- **WHAT YOU ARE ASKED TO DO**
Locate all lines with the word "document" and copy them out.

Data records:
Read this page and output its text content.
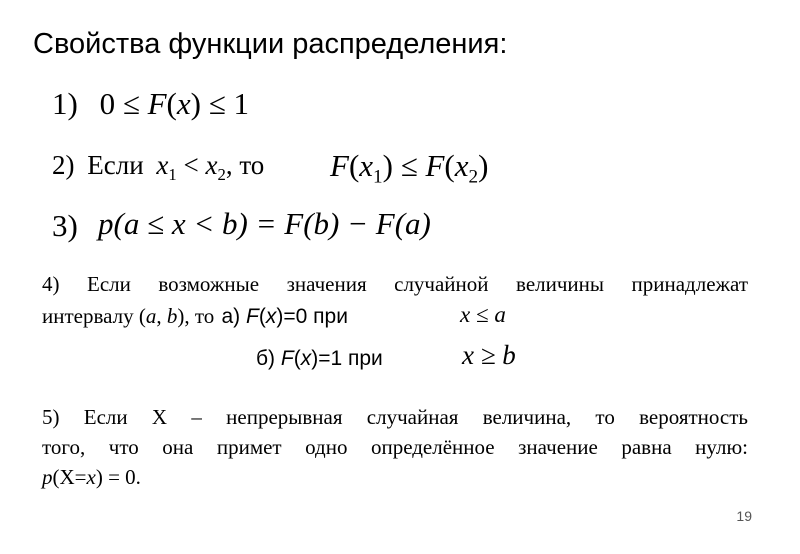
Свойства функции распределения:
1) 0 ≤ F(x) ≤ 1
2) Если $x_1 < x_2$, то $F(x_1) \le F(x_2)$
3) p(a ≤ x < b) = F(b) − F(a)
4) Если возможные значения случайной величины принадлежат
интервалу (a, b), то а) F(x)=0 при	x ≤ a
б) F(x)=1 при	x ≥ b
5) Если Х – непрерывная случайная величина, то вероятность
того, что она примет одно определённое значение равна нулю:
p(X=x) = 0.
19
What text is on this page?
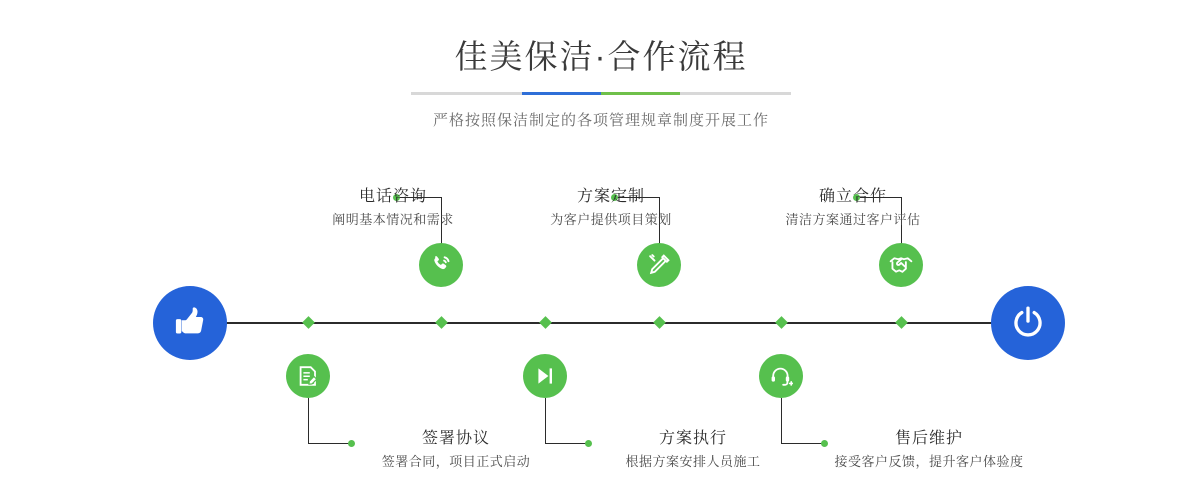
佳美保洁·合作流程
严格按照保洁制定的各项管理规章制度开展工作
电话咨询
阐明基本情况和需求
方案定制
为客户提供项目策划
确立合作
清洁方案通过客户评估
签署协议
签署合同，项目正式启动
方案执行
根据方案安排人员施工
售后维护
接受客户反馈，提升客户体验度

* * *

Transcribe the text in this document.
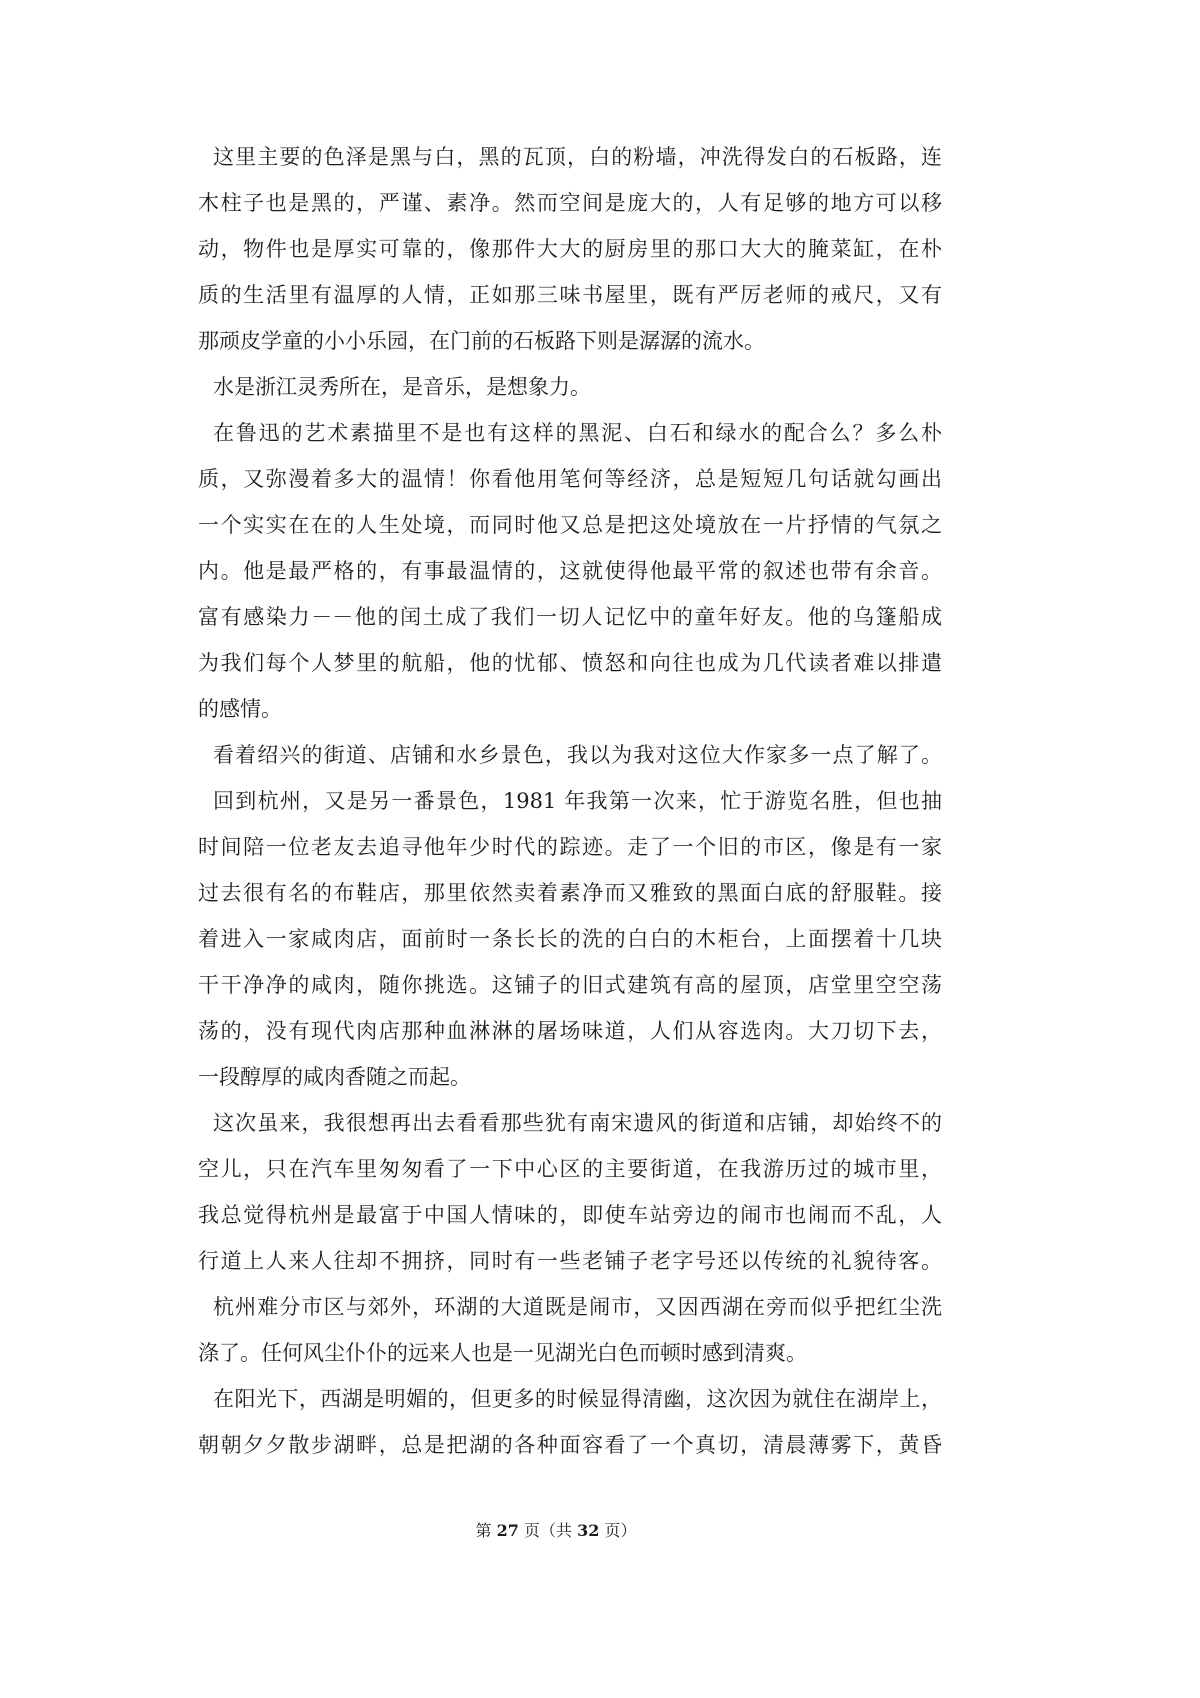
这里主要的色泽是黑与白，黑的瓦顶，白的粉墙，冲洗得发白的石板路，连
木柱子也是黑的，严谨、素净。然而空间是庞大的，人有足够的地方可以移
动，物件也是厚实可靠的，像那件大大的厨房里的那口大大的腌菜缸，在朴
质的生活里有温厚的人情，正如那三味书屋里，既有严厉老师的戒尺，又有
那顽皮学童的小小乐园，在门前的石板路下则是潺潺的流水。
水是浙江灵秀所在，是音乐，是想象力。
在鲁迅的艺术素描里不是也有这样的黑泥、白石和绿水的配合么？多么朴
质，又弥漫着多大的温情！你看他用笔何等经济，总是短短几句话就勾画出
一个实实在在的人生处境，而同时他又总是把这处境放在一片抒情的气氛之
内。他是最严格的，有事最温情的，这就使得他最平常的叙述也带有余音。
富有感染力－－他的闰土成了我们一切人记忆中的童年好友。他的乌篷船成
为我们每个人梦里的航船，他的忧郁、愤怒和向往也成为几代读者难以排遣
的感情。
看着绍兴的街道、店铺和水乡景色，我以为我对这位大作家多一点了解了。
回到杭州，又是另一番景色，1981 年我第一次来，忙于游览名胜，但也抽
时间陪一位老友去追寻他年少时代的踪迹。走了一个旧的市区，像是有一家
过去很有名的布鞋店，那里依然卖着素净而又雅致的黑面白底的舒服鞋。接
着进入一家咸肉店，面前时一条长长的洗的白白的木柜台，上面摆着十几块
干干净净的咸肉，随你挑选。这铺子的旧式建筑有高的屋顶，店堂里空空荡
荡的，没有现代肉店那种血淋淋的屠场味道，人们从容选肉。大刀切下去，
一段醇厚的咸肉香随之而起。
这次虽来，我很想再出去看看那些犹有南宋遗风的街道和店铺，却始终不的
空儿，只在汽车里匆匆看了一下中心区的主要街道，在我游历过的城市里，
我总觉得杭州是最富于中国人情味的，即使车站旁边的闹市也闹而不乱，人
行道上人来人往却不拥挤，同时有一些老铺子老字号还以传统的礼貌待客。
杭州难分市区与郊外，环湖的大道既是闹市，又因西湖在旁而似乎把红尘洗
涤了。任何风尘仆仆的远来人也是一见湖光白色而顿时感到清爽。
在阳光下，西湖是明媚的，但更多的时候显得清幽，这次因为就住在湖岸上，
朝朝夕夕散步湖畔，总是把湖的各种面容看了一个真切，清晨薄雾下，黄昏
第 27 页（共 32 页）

...

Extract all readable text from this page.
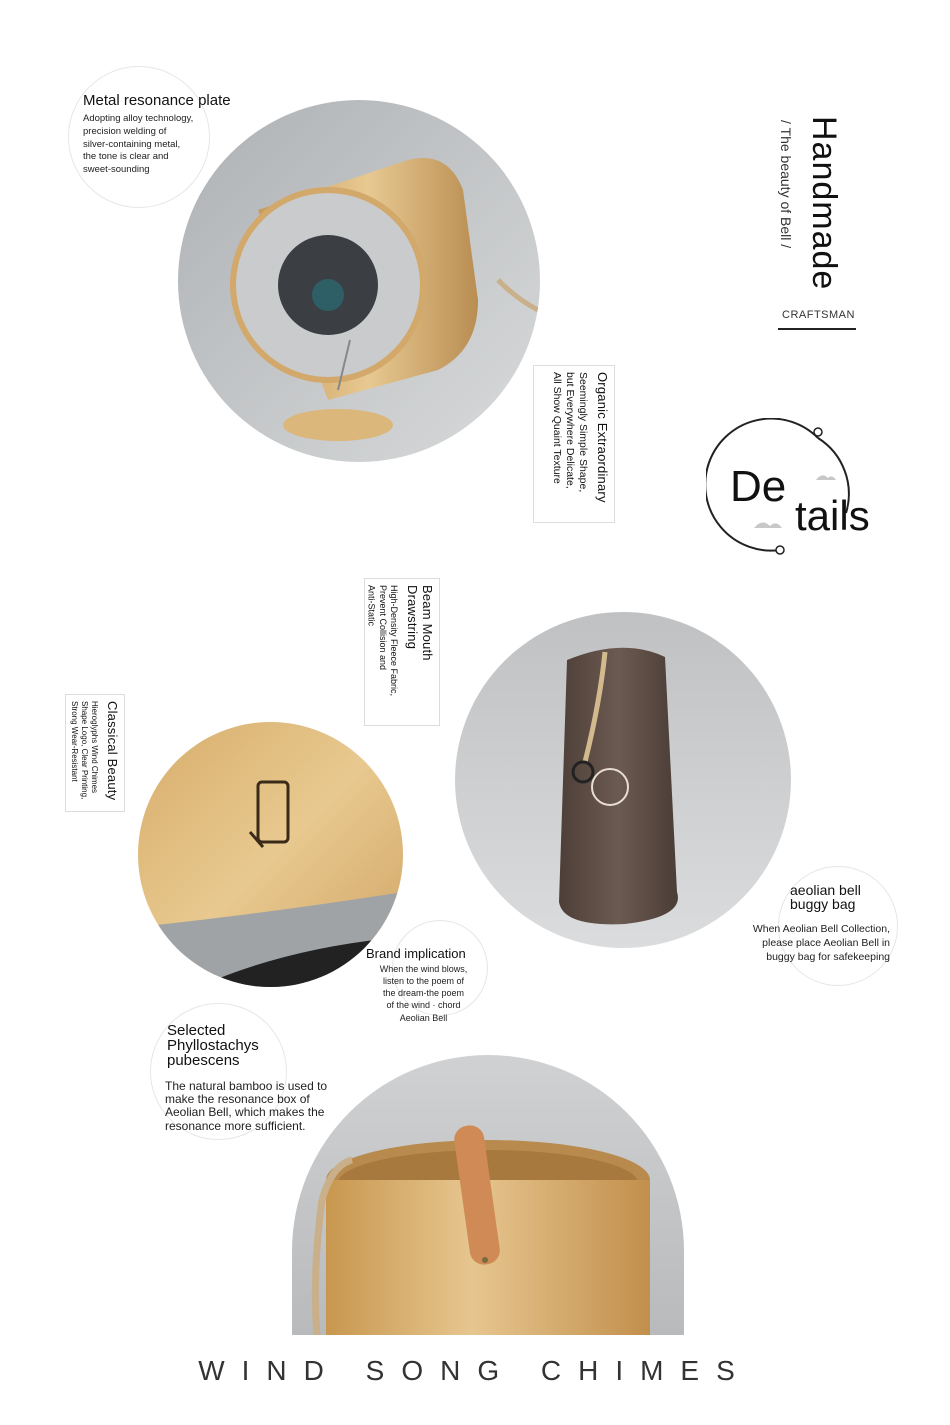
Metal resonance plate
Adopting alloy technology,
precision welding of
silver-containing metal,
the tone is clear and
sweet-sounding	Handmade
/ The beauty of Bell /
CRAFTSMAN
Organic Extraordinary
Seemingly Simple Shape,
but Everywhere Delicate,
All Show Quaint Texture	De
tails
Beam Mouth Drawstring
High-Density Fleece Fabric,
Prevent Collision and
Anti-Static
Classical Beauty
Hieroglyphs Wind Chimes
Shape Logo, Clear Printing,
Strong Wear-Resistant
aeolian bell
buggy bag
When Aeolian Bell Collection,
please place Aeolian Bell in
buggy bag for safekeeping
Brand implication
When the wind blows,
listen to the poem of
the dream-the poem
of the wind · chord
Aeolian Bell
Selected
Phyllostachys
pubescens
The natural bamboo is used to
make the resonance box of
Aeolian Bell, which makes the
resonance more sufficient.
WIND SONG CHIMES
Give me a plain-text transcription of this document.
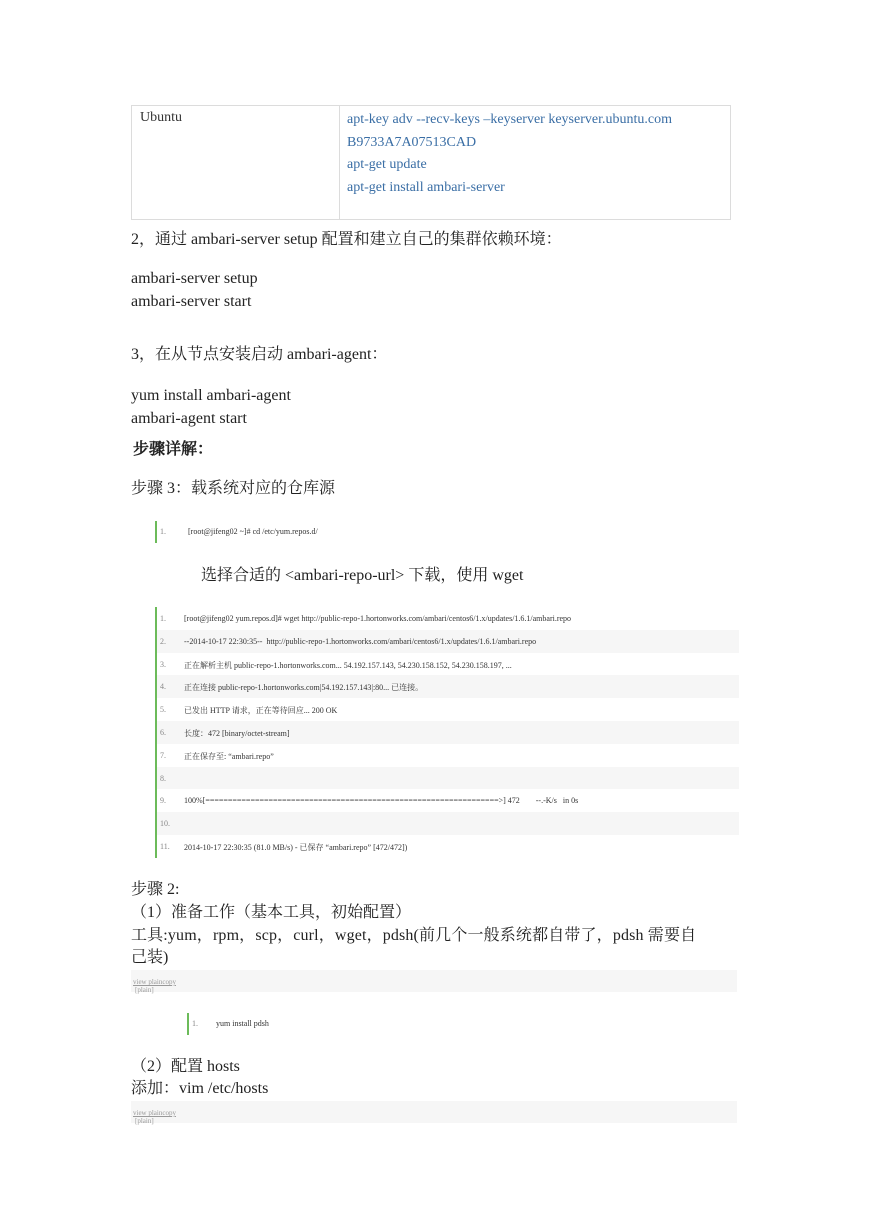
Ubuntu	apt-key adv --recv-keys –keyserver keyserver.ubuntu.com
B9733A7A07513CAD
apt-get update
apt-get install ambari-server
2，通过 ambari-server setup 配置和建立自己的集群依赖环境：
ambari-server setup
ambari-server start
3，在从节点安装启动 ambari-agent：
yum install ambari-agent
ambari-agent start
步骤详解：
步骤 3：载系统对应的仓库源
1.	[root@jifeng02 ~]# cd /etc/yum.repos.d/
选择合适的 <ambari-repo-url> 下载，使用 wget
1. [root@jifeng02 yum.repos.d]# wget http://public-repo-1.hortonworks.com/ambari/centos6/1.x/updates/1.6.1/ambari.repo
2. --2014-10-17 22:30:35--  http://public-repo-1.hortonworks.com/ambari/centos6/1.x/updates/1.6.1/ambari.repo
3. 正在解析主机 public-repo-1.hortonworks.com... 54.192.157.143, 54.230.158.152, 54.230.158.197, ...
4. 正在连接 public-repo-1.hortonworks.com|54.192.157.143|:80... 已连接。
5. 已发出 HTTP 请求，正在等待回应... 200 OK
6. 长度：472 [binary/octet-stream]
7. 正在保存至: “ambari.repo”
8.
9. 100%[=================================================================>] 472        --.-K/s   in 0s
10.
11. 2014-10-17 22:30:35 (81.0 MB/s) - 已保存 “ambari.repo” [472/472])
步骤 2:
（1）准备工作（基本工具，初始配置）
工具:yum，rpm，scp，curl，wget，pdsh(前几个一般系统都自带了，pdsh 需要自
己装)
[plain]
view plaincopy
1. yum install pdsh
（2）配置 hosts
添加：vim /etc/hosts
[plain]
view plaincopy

- **TASK OUTPUT**
Transcribe the text in this document.
Give me a plain-text transcription of this document.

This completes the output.